**EXERCISE OBJECTIVE**
Quote all of the data below exactly, please.

**LISTED RECORDS**
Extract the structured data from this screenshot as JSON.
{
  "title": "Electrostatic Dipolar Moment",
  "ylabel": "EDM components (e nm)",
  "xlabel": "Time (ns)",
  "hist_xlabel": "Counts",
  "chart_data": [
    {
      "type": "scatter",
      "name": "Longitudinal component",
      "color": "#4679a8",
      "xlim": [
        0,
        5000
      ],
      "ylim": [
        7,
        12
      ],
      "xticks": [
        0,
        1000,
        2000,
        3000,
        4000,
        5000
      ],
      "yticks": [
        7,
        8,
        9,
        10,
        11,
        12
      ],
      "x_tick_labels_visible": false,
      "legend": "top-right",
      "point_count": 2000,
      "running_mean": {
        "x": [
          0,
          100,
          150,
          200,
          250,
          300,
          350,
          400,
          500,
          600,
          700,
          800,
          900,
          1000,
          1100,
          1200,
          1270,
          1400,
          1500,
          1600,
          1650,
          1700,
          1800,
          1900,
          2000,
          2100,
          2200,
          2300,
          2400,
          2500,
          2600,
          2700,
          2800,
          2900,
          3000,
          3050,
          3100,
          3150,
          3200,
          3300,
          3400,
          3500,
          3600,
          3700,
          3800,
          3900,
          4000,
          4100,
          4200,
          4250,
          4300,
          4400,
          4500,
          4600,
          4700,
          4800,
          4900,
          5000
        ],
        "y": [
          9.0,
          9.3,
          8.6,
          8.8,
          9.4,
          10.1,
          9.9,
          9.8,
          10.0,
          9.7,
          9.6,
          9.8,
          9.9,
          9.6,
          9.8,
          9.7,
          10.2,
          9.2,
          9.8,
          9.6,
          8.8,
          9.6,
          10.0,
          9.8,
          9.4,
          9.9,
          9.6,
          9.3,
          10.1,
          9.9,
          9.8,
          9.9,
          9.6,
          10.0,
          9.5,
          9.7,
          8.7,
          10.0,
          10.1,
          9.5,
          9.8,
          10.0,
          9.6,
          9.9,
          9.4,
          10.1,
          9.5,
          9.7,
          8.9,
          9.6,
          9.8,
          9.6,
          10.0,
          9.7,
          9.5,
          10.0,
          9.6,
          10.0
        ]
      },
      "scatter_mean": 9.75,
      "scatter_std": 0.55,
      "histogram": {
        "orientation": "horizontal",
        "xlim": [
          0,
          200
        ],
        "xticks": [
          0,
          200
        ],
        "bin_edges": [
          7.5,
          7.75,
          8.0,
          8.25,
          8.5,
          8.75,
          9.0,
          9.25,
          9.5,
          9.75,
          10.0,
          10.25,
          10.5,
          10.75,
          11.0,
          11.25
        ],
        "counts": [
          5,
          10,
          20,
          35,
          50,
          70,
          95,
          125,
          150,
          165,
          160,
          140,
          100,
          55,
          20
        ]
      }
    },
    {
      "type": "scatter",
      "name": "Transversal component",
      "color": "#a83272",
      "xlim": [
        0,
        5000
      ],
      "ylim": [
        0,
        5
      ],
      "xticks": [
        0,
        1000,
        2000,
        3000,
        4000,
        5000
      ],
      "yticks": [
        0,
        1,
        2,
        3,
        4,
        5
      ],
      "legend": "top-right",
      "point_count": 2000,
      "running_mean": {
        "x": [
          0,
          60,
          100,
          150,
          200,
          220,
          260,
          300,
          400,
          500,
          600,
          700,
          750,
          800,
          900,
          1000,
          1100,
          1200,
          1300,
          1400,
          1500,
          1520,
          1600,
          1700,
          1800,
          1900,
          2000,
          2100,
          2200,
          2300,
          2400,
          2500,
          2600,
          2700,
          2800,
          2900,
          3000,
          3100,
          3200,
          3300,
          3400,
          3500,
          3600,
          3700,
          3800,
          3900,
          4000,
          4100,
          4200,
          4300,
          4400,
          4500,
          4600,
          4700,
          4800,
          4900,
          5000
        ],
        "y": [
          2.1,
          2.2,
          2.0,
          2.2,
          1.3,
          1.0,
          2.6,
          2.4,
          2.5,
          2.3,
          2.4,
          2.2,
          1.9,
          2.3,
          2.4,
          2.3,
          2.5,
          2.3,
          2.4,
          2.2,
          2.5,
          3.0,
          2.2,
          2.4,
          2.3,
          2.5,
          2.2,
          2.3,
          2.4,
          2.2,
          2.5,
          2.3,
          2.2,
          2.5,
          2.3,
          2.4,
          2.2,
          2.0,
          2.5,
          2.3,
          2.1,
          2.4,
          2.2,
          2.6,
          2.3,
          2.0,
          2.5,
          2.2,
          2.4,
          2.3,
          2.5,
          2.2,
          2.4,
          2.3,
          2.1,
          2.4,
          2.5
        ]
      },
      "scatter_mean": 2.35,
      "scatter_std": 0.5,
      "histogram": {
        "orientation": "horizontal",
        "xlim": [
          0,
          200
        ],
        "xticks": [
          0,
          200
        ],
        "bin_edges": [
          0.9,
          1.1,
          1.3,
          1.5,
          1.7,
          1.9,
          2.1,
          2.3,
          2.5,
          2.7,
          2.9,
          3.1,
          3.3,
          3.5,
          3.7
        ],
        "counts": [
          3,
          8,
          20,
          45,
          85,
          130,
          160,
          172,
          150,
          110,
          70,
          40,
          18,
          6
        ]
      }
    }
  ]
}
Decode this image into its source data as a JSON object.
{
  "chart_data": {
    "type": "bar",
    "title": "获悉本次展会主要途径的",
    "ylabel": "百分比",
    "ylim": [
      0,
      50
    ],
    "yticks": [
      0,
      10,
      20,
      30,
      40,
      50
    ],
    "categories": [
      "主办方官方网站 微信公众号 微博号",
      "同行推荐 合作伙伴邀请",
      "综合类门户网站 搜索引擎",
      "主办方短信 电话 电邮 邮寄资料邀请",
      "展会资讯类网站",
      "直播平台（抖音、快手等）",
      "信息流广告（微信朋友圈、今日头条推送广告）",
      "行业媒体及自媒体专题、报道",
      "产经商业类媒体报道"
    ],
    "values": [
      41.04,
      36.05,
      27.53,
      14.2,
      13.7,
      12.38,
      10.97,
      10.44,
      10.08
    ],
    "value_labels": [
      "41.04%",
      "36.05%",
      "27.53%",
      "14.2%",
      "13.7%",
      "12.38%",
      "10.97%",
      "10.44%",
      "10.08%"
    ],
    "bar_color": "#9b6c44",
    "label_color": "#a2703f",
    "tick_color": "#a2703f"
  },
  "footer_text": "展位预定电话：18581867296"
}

**RESULT OF THE TASK**
Extract the structured data from this screenshot as JSON.
{
  "title": "Electrostatic Dipolar Moment",
  "ylabel": "EDM components (e nm)",
  "xlabel": "Time (ns)",
  "hist_xlabel": "Counts",
  "chart_data": [
    {
      "type": "scatter",
      "name": "Longitudinal component",
      "color": "#4679a8",
      "xlim": [
        0,
        5000
      ],
      "ylim": [
        7,
        12
      ],
      "xticks": [
        0,
        1000,
        2000,
        3000,
        4000,
        5000
      ],
      "yticks": [
        7,
        8,
        9,
        10,
        11,
        12
      ],
      "x_tick_labels_visible": false,
      "legend": "top-right",
      "point_count": 2000,
      "running_mean": {
        "x": [
          0,
          100,
          150,
          200,
          250,
          300,
          350,
          400,
          500,
          600,
          700,
          800,
          900,
          1000,
          1100,
          1200,
          1270,
          1400,
          1500,
          1600,
          1650,
          1700,
          1800,
          1900,
          2000,
          2100,
          2200,
          2300,
          2400,
          2500,
          2600,
          2700,
          2800,
          2900,
          3000,
          3050,
          3100,
          3150,
          3200,
          3300,
          3400,
          3500,
          3600,
          3700,
          3800,
          3900,
          4000,
          4100,
          4200,
          4250,
          4300,
          4400,
          4500,
          4600,
          4700,
          4800,
          4900,
          5000
        ],
        "y": [
          9.0,
          9.3,
          8.6,
          8.8,
          9.4,
          10.1,
          9.9,
          9.8,
          10.0,
          9.7,
          9.6,
          9.8,
          9.9,
          9.6,
          9.8,
          9.7,
          10.2,
          9.2,
          9.8,
          9.6,
          8.8,
          9.6,
          10.0,
          9.8,
          9.4,
          9.9,
          9.6,
          9.3,
          10.1,
          9.9,
          9.8,
          9.9,
          9.6,
          10.0,
          9.5,
          9.7,
          8.7,
          10.0,
          10.1,
          9.5,
          9.8,
          10.0,
          9.6,
          9.9,
          9.4,
          10.1,
          9.5,
          9.7,
          8.9,
          9.6,
          9.8,
          9.6,
          10.0,
          9.7,
          9.5,
          10.0,
          9.6,
          10.0
        ]
      },
      "scatter_mean": 9.75,
      "scatter_std": 0.55,
      "histogram": {
        "orientation": "horizontal",
        "xlim": [
          0,
          200
        ],
        "xticks": [
          0,
          200
        ],
        "bin_edges": [
          7.5,
          7.75,
          8.0,
          8.25,
          8.5,
          8.75,
          9.0,
          9.25,
          9.5,
          9.75,
          10.0,
          10.25,
          10.5,
          10.75,
          11.0,
          11.25
        ],
        "counts": [
          5,
          10,
          20,
          35,
          50,
          70,
          95,
          125,
          150,
          165,
          160,
          140,
          100,
          55,
          20
        ]
      }
    },
    {
      "type": "scatter",
      "name": "Transversal component",
      "color": "#a83272",
      "xlim": [
        0,
        5000
      ],
      "ylim": [
        0,
        5
      ],
      "xticks": [
        0,
        1000,
        2000,
        3000,
        4000,
        5000
      ],
      "yticks": [
        0,
        1,
        2,
        3,
        4,
        5
      ],
      "legend": "top-right",
      "point_count": 2000,
      "running_mean": {
        "x": [
          0,
          60,
          100,
          150,
          200,
          220,
          260,
          300,
          400,
          500,
          600,
          700,
          750,
          800,
          900,
          1000,
          1100,
          1200,
          1300,
          1400,
          1500,
          1520,
          1600,
          1700,
          1800,
          1900,
          2000,
          2100,
          2200,
          2300,
          2400,
          2500,
          2600,
          2700,
          2800,
          2900,
          3000,
          3100,
          3200,
          3300,
          3400,
          3500,
          3600,
          3700,
          3800,
          3900,
          4000,
          4100,
          4200,
          4300,
          4400,
          4500,
          4600,
          4700,
          4800,
          4900,
          5000
        ],
        "y": [
          2.1,
          2.2,
          2.0,
          2.2,
          1.3,
          1.0,
          2.6,
          2.4,
          2.5,
          2.3,
          2.4,
          2.2,
          1.9,
          2.3,
          2.4,
          2.3,
          2.5,
          2.3,
          2.4,
          2.2,
          2.5,
          3.0,
          2.2,
          2.4,
          2.3,
          2.5,
          2.2,
          2.3,
          2.4,
          2.2,
          2.5,
          2.3,
          2.2,
          2.5,
          2.3,
          2.4,
          2.2,
          2.0,
          2.5,
          2.3,
          2.1,
          2.4,
          2.2,
          2.6,
          2.3,
          2.0,
          2.5,
          2.2,
          2.4,
          2.3,
          2.5,
          2.2,
          2.4,
          2.3,
          2.1,
          2.4,
          2.5
        ]
      },
      "scatter_mean": 2.35,
      "scatter_std": 0.5,
      "histogram": {
        "orientation": "horizontal",
        "xlim": [
          0,
          200
        ],
        "xticks": [
          0,
          200
        ],
        "bin_edges": [
          0.9,
          1.1,
          1.3,
          1.5,
          1.7,
          1.9,
          2.1,
          2.3,
          2.5,
          2.7,
          2.9,
          3.1,
          3.3,
          3.5,
          3.7
        ],
        "counts": [
          3,
          8,
          20,
          45,
          85,
          130,
          160,
          172,
          150,
          110,
          70,
          40,
          18,
          6
        ]
      }
    }
  ]
}
Decode this image into its source data as a JSON object.
{
  "chart_data": {
    "type": "bar",
    "title": "获悉本次展会主要途径的",
    "ylabel": "百分比",
    "ylim": [
      0,
      50
    ],
    "yticks": [
      0,
      10,
      20,
      30,
      40,
      50
    ],
    "categories": [
      "主办方官方网站 微信公众号 微博号",
      "同行推荐 合作伙伴邀请",
      "综合类门户网站 搜索引擎",
      "主办方短信 电话 电邮 邮寄资料邀请",
      "展会资讯类网站",
      "直播平台（抖音、快手等）",
      "信息流广告（微信朋友圈、今日头条推送广告）",
      "行业媒体及自媒体专题、报道",
      "产经商业类媒体报道"
    ],
    "values": [
      41.04,
      36.05,
      27.53,
      14.2,
      13.7,
      12.38,
      10.97,
      10.44,
      10.08
    ],
    "value_labels": [
      "41.04%",
      "36.05%",
      "27.53%",
      "14.2%",
      "13.7%",
      "12.38%",
      "10.97%",
      "10.44%",
      "10.08%"
    ],
    "bar_color": "#9b6c44",
    "label_color": "#a2703f",
    "tick_color": "#a2703f"
  },
  "footer_text": "展位预定电话：18581867296"
}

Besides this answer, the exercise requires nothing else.